__What you need to do__
All of the material below is to be returned exactly.

** START Dataset extract **

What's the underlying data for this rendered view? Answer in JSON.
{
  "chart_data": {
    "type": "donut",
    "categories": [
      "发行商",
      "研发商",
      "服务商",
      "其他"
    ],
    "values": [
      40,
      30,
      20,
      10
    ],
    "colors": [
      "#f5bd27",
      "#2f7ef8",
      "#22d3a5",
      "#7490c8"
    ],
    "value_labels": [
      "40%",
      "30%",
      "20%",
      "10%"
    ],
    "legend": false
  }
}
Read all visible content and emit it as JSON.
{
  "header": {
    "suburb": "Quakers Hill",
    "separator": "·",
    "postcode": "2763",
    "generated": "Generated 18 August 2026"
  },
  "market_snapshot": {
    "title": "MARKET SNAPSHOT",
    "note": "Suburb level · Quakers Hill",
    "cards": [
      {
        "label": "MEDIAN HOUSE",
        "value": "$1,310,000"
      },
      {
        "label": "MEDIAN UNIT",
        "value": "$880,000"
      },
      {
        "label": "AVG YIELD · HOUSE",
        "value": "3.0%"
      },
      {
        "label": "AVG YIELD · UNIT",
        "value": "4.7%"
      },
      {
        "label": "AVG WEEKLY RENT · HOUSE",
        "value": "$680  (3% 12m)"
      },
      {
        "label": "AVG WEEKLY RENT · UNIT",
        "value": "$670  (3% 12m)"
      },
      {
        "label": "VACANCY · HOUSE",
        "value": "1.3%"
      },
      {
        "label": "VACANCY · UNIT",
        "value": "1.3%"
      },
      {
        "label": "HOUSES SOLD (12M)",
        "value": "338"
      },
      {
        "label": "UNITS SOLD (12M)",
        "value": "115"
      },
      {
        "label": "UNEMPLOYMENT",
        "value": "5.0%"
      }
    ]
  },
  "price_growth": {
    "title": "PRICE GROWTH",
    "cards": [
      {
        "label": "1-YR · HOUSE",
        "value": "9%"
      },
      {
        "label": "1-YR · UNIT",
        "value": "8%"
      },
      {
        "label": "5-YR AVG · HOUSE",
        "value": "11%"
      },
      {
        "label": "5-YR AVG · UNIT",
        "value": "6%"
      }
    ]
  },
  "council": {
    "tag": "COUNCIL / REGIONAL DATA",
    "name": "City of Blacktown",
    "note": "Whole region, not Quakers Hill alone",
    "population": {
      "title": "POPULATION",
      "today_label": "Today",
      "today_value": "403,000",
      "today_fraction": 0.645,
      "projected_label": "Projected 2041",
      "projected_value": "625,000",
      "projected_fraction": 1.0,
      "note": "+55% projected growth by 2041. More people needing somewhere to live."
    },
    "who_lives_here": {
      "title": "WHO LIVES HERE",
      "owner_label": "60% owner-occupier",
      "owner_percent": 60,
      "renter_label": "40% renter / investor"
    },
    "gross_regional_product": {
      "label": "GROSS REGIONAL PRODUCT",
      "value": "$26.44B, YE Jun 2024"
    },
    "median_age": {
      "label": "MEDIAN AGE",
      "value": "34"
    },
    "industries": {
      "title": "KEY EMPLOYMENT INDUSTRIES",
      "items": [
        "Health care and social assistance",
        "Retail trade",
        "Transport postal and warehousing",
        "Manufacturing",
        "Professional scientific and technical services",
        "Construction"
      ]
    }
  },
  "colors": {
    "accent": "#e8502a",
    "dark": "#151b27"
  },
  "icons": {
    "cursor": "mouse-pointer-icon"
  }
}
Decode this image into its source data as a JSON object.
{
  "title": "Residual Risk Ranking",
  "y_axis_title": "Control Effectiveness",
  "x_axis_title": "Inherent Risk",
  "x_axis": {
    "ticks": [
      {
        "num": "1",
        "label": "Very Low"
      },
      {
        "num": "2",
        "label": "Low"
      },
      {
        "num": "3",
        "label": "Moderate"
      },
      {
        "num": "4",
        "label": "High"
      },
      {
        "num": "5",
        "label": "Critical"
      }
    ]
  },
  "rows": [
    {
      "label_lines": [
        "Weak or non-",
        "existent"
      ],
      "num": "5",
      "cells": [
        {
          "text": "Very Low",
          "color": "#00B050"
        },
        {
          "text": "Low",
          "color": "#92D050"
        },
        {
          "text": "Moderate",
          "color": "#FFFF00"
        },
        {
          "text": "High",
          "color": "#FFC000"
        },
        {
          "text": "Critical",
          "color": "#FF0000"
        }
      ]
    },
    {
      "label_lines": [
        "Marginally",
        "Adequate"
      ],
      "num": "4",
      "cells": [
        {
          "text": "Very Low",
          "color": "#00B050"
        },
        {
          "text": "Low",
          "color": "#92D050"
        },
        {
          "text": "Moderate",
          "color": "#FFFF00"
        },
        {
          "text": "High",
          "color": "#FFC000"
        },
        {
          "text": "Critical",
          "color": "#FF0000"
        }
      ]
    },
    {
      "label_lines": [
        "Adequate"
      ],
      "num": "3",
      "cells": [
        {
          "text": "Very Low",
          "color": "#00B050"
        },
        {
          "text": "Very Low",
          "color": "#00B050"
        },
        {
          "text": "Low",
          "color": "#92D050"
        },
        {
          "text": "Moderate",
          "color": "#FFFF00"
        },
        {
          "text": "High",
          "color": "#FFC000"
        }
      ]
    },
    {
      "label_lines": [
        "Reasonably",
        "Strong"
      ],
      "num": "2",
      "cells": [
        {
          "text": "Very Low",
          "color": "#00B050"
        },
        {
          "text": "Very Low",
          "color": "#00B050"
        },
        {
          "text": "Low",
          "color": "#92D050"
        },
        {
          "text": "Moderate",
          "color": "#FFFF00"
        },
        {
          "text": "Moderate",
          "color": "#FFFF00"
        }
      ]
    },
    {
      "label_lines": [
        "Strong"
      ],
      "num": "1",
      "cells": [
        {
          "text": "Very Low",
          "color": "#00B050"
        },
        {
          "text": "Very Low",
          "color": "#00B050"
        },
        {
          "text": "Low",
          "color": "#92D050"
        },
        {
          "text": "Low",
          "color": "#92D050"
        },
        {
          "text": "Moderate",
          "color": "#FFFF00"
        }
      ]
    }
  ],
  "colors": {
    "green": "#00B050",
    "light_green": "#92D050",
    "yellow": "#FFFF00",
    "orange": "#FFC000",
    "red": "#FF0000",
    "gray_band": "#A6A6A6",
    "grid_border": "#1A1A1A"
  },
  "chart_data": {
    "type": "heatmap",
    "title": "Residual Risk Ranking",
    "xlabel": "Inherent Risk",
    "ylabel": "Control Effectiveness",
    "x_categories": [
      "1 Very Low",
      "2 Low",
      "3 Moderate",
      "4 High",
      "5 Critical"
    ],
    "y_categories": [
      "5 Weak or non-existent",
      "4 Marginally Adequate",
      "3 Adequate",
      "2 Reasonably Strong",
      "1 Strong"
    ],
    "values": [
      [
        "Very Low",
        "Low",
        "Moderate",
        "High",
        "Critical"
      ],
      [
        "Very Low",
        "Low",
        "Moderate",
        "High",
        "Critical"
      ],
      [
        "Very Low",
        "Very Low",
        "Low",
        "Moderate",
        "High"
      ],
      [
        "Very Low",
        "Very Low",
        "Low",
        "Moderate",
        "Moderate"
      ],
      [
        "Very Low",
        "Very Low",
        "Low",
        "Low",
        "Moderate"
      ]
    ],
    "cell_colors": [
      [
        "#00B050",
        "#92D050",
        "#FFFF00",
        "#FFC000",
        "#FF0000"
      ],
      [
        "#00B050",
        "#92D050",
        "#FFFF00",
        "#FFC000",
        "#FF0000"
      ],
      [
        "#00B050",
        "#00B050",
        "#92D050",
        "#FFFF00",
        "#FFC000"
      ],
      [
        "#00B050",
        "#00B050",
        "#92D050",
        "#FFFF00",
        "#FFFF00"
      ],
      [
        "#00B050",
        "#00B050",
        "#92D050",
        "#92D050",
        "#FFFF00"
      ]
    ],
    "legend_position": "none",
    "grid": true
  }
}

** END Dataset extract **

__Solution__
What's the underlying data for this rendered view? Answer in JSON.
{
  "chart_data": {
    "type": "donut",
    "categories": [
      "发行商",
      "研发商",
      "服务商",
      "其他"
    ],
    "values": [
      40,
      30,
      20,
      10
    ],
    "colors": [
      "#f5bd27",
      "#2f7ef8",
      "#22d3a5",
      "#7490c8"
    ],
    "value_labels": [
      "40%",
      "30%",
      "20%",
      "10%"
    ],
    "legend": false
  }
}
Read all visible content and emit it as JSON.
{
  "header": {
    "suburb": "Quakers Hill",
    "separator": "·",
    "postcode": "2763",
    "generated": "Generated 18 August 2026"
  },
  "market_snapshot": {
    "title": "MARKET SNAPSHOT",
    "note": "Suburb level · Quakers Hill",
    "cards": [
      {
        "label": "MEDIAN HOUSE",
        "value": "$1,310,000"
      },
      {
        "label": "MEDIAN UNIT",
        "value": "$880,000"
      },
      {
        "label": "AVG YIELD · HOUSE",
        "value": "3.0%"
      },
      {
        "label": "AVG YIELD · UNIT",
        "value": "4.7%"
      },
      {
        "label": "AVG WEEKLY RENT · HOUSE",
        "value": "$680  (3% 12m)"
      },
      {
        "label": "AVG WEEKLY RENT · UNIT",
        "value": "$670  (3% 12m)"
      },
      {
        "label": "VACANCY · HOUSE",
        "value": "1.3%"
      },
      {
        "label": "VACANCY · UNIT",
        "value": "1.3%"
      },
      {
        "label": "HOUSES SOLD (12M)",
        "value": "338"
      },
      {
        "label": "UNITS SOLD (12M)",
        "value": "115"
      },
      {
        "label": "UNEMPLOYMENT",
        "value": "5.0%"
      }
    ]
  },
  "price_growth": {
    "title": "PRICE GROWTH",
    "cards": [
      {
        "label": "1-YR · HOUSE",
        "value": "9%"
      },
      {
        "label": "1-YR · UNIT",
        "value": "8%"
      },
      {
        "label": "5-YR AVG · HOUSE",
        "value": "11%"
      },
      {
        "label": "5-YR AVG · UNIT",
        "value": "6%"
      }
    ]
  },
  "council": {
    "tag": "COUNCIL / REGIONAL DATA",
    "name": "City of Blacktown",
    "note": "Whole region, not Quakers Hill alone",
    "population": {
      "title": "POPULATION",
      "today_label": "Today",
      "today_value": "403,000",
      "today_fraction": 0.645,
      "projected_label": "Projected 2041",
      "projected_value": "625,000",
      "projected_fraction": 1.0,
      "note": "+55% projected growth by 2041. More people needing somewhere to live."
    },
    "who_lives_here": {
      "title": "WHO LIVES HERE",
      "owner_label": "60% owner-occupier",
      "owner_percent": 60,
      "renter_label": "40% renter / investor"
    },
    "gross_regional_product": {
      "label": "GROSS REGIONAL PRODUCT",
      "value": "$26.44B, YE Jun 2024"
    },
    "median_age": {
      "label": "MEDIAN AGE",
      "value": "34"
    },
    "industries": {
      "title": "KEY EMPLOYMENT INDUSTRIES",
      "items": [
        "Health care and social assistance",
        "Retail trade",
        "Transport postal and warehousing",
        "Manufacturing",
        "Professional scientific and technical services",
        "Construction"
      ]
    }
  },
  "colors": {
    "accent": "#e8502a",
    "dark": "#151b27"
  },
  "icons": {
    "cursor": "mouse-pointer-icon"
  }
}
Decode this image into its source data as a JSON object.
{
  "title": "Residual Risk Ranking",
  "y_axis_title": "Control Effectiveness",
  "x_axis_title": "Inherent Risk",
  "x_axis": {
    "ticks": [
      {
        "num": "1",
        "label": "Very Low"
      },
      {
        "num": "2",
        "label": "Low"
      },
      {
        "num": "3",
        "label": "Moderate"
      },
      {
        "num": "4",
        "label": "High"
      },
      {
        "num": "5",
        "label": "Critical"
      }
    ]
  },
  "rows": [
    {
      "label_lines": [
        "Weak or non-",
        "existent"
      ],
      "num": "5",
      "cells": [
        {
          "text": "Very Low",
          "color": "#00B050"
        },
        {
          "text": "Low",
          "color": "#92D050"
        },
        {
          "text": "Moderate",
          "color": "#FFFF00"
        },
        {
          "text": "High",
          "color": "#FFC000"
        },
        {
          "text": "Critical",
          "color": "#FF0000"
        }
      ]
    },
    {
      "label_lines": [
        "Marginally",
        "Adequate"
      ],
      "num": "4",
      "cells": [
        {
          "text": "Very Low",
          "color": "#00B050"
        },
        {
          "text": "Low",
          "color": "#92D050"
        },
        {
          "text": "Moderate",
          "color": "#FFFF00"
        },
        {
          "text": "High",
          "color": "#FFC000"
        },
        {
          "text": "Critical",
          "color": "#FF0000"
        }
      ]
    },
    {
      "label_lines": [
        "Adequate"
      ],
      "num": "3",
      "cells": [
        {
          "text": "Very Low",
          "color": "#00B050"
        },
        {
          "text": "Very Low",
          "color": "#00B050"
        },
        {
          "text": "Low",
          "color": "#92D050"
        },
        {
          "text": "Moderate",
          "color": "#FFFF00"
        },
        {
          "text": "High",
          "color": "#FFC000"
        }
      ]
    },
    {
      "label_lines": [
        "Reasonably",
        "Strong"
      ],
      "num": "2",
      "cells": [
        {
          "text": "Very Low",
          "color": "#00B050"
        },
        {
          "text": "Very Low",
          "color": "#00B050"
        },
        {
          "text": "Low",
          "color": "#92D050"
        },
        {
          "text": "Moderate",
          "color": "#FFFF00"
        },
        {
          "text": "Moderate",
          "color": "#FFFF00"
        }
      ]
    },
    {
      "label_lines": [
        "Strong"
      ],
      "num": "1",
      "cells": [
        {
          "text": "Very Low",
          "color": "#00B050"
        },
        {
          "text": "Very Low",
          "color": "#00B050"
        },
        {
          "text": "Low",
          "color": "#92D050"
        },
        {
          "text": "Low",
          "color": "#92D050"
        },
        {
          "text": "Moderate",
          "color": "#FFFF00"
        }
      ]
    }
  ],
  "colors": {
    "green": "#00B050",
    "light_green": "#92D050",
    "yellow": "#FFFF00",
    "orange": "#FFC000",
    "red": "#FF0000",
    "gray_band": "#A6A6A6",
    "grid_border": "#1A1A1A"
  },
  "chart_data": {
    "type": "heatmap",
    "title": "Residual Risk Ranking",
    "xlabel": "Inherent Risk",
    "ylabel": "Control Effectiveness",
    "x_categories": [
      "1 Very Low",
      "2 Low",
      "3 Moderate",
      "4 High",
      "5 Critical"
    ],
    "y_categories": [
      "5 Weak or non-existent",
      "4 Marginally Adequate",
      "3 Adequate",
      "2 Reasonably Strong",
      "1 Strong"
    ],
    "values": [
      [
        "Very Low",
        "Low",
        "Moderate",
        "High",
        "Critical"
      ],
      [
        "Very Low",
        "Low",
        "Moderate",
        "High",
        "Critical"
      ],
      [
        "Very Low",
        "Very Low",
        "Low",
        "Moderate",
        "High"
      ],
      [
        "Very Low",
        "Very Low",
        "Low",
        "Moderate",
        "Moderate"
      ],
      [
        "Very Low",
        "Very Low",
        "Low",
        "Low",
        "Moderate"
      ]
    ],
    "cell_colors": [
      [
        "#00B050",
        "#92D050",
        "#FFFF00",
        "#FFC000",
        "#FF0000"
      ],
      [
        "#00B050",
        "#92D050",
        "#FFFF00",
        "#FFC000",
        "#FF0000"
      ],
      [
        "#00B050",
        "#00B050",
        "#92D050",
        "#FFFF00",
        "#FFC000"
      ],
      [
        "#00B050",
        "#00B050",
        "#92D050",
        "#FFFF00",
        "#FFFF00"
      ],
      [
        "#00B050",
        "#00B050",
        "#92D050",
        "#92D050",
        "#FFFF00"
      ]
    ],
    "legend_position": "none",
    "grid": true
  }
}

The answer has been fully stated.